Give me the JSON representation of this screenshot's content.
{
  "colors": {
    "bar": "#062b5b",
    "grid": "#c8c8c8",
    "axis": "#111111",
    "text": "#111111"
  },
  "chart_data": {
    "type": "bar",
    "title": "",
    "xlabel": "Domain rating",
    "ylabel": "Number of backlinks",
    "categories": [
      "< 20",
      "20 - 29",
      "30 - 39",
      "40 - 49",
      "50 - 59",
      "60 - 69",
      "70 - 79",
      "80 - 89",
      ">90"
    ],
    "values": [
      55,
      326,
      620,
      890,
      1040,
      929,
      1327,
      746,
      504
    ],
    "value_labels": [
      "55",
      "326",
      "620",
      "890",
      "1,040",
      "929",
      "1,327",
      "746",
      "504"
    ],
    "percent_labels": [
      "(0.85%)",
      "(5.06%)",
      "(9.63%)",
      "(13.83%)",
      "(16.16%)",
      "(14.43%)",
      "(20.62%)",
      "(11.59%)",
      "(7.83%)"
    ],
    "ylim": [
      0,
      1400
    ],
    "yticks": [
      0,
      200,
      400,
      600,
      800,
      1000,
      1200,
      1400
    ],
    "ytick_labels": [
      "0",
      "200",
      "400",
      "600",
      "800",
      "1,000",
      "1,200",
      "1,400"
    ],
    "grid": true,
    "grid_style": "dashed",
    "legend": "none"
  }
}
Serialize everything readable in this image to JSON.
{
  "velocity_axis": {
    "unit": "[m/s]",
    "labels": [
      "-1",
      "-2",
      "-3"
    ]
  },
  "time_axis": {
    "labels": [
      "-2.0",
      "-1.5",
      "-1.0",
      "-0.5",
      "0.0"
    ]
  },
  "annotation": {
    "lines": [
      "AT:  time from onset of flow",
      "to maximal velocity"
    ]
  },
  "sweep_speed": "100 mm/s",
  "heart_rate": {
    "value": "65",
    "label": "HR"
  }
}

● What is asked: Transcribe exactly the line containing "Serialize everything readable" and all remaining lines of the material, ending with the last one.

● In response:
Serialize everything readable in this image to JSON.
{
  "velocity_axis": {
    "unit": "[m/s]",
    "labels": [
      "-1",
      "-2",
      "-3"
    ]
  },
  "time_axis": {
    "labels": [
      "-2.0",
      "-1.5",
      "-1.0",
      "-0.5",
      "0.0"
    ]
  },
  "annotation": {
    "lines": [
      "AT:  time from onset of flow",
      "to maximal velocity"
    ]
  },
  "sweep_speed": "100 mm/s",
  "heart_rate": {
    "value": "65",
    "label": "HR"
  }
}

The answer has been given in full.